◆ EXERCISE TASK
Find every line below that contains the word "chevron" and copy it out.

◆ SUPPLIED DATA

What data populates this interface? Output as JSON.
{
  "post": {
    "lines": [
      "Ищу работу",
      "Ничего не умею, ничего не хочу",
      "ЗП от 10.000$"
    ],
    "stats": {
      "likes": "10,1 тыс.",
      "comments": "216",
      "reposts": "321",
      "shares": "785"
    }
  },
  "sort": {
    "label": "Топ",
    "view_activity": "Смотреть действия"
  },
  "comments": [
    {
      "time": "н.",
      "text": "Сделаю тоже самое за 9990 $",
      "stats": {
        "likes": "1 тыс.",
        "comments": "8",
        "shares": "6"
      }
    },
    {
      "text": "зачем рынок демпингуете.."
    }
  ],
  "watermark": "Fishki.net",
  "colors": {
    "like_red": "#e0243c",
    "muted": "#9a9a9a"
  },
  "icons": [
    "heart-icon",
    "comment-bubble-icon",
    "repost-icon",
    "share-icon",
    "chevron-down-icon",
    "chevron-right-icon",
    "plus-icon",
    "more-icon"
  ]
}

◆ EXPECTED ANSWER
    "chevron-down-icon",
    "chevron-right-icon",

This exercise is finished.